#### What is being asked:
Can you print the rows below word for word, from the very first one through the line that contains "wrench-icon — [142, 395, 155, 408]", including that line?

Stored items
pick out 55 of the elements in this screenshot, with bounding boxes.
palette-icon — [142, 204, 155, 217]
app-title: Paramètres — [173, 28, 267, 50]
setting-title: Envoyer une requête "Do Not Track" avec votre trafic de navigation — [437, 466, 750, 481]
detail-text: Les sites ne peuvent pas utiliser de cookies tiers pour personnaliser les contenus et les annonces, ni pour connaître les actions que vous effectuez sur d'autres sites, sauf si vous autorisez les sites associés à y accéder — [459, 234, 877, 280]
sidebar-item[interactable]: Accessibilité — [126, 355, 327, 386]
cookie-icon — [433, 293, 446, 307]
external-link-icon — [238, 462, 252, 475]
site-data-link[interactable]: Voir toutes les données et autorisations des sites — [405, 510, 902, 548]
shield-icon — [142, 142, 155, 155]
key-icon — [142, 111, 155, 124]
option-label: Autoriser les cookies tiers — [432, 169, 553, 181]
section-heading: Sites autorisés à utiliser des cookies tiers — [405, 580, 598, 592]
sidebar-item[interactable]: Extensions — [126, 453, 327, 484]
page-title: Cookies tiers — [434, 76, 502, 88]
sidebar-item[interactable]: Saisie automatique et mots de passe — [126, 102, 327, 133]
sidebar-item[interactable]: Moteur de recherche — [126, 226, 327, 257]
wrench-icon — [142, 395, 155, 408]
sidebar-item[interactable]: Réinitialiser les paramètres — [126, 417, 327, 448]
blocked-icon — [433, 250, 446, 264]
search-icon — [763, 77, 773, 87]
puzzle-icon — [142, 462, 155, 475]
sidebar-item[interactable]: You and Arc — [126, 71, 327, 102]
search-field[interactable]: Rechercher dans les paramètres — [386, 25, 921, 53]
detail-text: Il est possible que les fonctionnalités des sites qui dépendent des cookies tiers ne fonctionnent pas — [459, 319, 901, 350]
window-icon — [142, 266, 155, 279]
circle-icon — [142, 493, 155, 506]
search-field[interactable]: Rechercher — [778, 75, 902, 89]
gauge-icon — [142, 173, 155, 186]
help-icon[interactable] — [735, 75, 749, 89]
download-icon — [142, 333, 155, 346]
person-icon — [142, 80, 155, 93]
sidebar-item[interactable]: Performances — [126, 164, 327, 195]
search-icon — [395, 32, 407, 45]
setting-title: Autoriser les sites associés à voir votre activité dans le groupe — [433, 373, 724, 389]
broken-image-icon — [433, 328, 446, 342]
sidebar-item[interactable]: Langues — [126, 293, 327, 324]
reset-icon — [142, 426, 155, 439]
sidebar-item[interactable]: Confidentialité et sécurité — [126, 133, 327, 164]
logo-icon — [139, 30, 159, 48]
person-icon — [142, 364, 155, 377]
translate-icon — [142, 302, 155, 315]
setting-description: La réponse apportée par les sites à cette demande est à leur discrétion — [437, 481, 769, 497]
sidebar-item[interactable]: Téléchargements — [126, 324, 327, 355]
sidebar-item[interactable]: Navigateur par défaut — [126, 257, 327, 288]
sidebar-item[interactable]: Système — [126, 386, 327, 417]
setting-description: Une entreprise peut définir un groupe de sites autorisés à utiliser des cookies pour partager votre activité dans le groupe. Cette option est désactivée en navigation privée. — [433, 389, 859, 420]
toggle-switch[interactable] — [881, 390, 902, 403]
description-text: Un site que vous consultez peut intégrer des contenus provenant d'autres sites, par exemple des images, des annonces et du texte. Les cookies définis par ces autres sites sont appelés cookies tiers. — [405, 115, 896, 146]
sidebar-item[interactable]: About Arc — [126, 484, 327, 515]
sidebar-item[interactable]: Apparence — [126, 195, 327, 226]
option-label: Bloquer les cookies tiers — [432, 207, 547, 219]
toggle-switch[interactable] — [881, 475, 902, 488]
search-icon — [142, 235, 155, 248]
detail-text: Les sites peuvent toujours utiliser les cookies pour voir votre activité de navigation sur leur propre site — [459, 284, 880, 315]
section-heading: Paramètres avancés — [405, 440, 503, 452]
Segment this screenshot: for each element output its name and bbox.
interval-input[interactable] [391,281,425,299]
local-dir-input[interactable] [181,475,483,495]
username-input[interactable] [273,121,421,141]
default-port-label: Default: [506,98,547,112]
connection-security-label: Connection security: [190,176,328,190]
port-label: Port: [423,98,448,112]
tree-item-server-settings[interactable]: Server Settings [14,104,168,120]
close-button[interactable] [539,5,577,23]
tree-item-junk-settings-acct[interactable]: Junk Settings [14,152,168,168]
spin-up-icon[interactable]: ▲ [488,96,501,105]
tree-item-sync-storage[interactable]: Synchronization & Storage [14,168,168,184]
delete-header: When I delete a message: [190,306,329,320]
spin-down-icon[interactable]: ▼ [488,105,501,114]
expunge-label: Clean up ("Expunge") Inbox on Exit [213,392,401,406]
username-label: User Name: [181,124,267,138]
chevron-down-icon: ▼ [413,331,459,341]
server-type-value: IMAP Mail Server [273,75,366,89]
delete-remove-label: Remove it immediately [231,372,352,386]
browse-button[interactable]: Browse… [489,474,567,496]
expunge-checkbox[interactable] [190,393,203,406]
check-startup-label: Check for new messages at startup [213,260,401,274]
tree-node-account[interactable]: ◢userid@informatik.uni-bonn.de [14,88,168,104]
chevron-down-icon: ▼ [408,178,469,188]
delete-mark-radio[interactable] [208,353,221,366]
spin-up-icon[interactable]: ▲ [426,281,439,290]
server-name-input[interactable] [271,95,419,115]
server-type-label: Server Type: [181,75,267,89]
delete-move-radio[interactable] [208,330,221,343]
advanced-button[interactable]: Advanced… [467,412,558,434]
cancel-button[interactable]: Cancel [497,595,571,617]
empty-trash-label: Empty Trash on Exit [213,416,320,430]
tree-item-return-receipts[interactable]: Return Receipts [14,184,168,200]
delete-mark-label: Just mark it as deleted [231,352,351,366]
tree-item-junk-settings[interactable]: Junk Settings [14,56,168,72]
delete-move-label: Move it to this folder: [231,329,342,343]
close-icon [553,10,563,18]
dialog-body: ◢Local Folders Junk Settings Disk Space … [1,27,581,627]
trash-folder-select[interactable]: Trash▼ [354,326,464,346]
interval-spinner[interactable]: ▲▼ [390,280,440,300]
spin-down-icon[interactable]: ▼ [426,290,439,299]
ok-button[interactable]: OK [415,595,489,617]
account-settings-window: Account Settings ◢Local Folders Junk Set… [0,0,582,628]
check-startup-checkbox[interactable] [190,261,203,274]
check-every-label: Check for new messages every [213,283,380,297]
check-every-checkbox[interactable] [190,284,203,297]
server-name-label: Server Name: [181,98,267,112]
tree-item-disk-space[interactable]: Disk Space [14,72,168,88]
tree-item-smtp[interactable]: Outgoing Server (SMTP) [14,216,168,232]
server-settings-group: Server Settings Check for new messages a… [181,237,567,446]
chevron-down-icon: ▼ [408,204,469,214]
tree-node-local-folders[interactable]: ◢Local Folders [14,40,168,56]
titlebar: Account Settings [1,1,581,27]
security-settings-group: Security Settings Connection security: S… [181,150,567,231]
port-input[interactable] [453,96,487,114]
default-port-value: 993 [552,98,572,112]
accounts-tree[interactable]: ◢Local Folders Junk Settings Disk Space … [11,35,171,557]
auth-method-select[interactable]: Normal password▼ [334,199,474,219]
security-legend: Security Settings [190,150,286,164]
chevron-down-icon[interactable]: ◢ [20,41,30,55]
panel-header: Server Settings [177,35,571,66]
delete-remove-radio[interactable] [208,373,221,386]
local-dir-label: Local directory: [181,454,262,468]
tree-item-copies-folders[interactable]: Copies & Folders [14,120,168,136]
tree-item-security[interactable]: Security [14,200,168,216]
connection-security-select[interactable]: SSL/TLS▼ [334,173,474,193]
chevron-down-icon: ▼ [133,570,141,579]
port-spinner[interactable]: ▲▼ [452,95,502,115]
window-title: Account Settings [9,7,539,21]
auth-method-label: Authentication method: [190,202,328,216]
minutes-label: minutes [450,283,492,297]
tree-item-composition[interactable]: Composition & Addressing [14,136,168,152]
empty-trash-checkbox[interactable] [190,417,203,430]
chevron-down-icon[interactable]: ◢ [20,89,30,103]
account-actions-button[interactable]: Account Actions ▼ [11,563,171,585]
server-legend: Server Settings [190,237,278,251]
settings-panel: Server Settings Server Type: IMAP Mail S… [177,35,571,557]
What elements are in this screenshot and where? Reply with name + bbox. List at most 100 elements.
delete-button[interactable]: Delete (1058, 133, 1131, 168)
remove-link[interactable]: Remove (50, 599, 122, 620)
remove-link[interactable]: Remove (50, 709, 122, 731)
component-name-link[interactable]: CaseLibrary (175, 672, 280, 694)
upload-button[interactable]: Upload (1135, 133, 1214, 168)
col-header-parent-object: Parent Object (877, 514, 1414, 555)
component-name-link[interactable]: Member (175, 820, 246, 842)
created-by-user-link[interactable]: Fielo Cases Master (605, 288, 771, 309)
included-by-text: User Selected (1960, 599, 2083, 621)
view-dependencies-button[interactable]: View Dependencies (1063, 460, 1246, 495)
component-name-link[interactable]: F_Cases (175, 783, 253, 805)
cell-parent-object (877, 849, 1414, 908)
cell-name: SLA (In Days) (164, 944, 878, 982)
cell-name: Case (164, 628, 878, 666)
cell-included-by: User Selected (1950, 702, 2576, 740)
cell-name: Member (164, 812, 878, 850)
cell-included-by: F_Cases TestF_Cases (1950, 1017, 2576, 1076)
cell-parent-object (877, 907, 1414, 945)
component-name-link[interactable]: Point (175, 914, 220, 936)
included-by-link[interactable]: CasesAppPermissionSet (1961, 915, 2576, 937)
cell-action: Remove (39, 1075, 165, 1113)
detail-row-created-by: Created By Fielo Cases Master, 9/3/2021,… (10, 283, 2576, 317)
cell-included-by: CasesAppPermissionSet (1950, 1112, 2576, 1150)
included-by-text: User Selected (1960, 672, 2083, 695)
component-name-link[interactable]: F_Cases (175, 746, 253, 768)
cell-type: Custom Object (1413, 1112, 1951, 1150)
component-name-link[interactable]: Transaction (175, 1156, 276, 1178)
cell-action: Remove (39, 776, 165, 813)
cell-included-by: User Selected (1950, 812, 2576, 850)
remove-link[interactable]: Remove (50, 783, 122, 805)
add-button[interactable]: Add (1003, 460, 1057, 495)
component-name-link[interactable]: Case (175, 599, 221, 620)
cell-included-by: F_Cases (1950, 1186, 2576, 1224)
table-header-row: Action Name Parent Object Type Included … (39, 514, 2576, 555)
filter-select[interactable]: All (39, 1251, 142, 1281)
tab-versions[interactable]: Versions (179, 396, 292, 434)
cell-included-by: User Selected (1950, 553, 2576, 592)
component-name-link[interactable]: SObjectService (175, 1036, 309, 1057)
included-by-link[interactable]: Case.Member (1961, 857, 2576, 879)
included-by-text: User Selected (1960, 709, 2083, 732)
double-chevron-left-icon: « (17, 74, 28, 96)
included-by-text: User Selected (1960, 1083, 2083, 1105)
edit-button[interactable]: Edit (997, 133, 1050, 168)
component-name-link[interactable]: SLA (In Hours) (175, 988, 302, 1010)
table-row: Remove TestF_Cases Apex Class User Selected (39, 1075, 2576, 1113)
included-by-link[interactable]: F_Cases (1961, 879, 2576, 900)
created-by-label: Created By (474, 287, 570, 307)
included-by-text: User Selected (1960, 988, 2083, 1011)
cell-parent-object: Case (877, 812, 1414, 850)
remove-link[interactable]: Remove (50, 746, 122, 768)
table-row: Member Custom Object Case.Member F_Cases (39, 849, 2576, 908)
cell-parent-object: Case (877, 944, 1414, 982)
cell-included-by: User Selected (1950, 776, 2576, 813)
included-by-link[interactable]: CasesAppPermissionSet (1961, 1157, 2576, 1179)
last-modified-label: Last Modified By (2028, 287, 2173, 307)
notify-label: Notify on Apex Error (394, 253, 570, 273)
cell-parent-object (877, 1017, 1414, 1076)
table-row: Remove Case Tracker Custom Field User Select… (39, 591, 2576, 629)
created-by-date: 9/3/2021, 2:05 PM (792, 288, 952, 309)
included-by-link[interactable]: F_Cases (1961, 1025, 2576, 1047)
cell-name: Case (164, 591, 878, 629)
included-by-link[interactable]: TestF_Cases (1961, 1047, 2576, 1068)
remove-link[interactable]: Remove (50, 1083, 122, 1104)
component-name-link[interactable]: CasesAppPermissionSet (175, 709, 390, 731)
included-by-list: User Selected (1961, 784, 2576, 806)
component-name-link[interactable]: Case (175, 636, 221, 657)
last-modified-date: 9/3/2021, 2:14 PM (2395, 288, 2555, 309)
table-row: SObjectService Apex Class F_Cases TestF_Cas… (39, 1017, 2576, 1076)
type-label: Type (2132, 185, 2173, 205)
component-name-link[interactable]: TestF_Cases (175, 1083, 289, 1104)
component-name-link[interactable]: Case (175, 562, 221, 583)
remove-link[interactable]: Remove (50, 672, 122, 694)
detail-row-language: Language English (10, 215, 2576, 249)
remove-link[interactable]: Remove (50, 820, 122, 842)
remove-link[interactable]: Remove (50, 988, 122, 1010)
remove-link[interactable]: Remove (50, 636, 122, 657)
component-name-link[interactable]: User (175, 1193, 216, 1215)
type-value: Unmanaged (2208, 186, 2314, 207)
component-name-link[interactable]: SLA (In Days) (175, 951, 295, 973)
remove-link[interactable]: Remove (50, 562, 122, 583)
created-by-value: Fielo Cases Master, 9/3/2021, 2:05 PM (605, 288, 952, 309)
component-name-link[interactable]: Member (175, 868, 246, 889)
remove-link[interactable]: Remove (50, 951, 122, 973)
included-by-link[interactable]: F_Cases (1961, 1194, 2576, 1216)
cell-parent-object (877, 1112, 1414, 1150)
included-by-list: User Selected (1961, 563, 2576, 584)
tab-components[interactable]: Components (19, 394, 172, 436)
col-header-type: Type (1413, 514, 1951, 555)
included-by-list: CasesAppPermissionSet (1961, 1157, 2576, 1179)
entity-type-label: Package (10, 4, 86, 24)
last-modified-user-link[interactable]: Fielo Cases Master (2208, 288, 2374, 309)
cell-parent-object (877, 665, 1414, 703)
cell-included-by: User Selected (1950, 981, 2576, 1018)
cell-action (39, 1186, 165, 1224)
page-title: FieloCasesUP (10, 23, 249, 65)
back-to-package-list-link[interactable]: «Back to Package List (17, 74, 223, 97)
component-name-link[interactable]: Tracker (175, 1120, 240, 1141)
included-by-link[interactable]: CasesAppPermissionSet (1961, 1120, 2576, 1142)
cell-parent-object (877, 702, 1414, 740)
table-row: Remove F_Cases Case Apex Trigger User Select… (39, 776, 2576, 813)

#### Exercise answer:
pick out 55 of the elements in this screenshot, with bounding boxes.
palette-icon — [142, 204, 155, 217]
app-title: Paramètres — [173, 28, 267, 50]
setting-title: Envoyer une requête "Do Not Track" avec votre trafic de navigation — [437, 466, 750, 481]
detail-text: Les sites ne peuvent pas utiliser de cookies tiers pour personnaliser les contenus et les annonces, ni pour connaître les actions que vous effectuez sur d'autres sites, sauf si vous autorisez les sites associés à y accéder — [459, 234, 877, 280]
sidebar-item[interactable]: Accessibilité — [126, 355, 327, 386]
cookie-icon — [433, 293, 446, 307]
external-link-icon — [238, 462, 252, 475]
site-data-link[interactable]: Voir toutes les données et autorisations des sites — [405, 510, 902, 548]
shield-icon — [142, 142, 155, 155]
key-icon — [142, 111, 155, 124]
option-label: Autoriser les cookies tiers — [432, 169, 553, 181]
section-heading: Sites autorisés à utiliser des cookies tiers — [405, 580, 598, 592]
sidebar-item[interactable]: Extensions — [126, 453, 327, 484]
page-title: Cookies tiers — [434, 76, 502, 88]
sidebar-item[interactable]: Saisie automatique et mots de passe — [126, 102, 327, 133]
sidebar-item[interactable]: Moteur de recherche — [126, 226, 327, 257]
wrench-icon — [142, 395, 155, 408]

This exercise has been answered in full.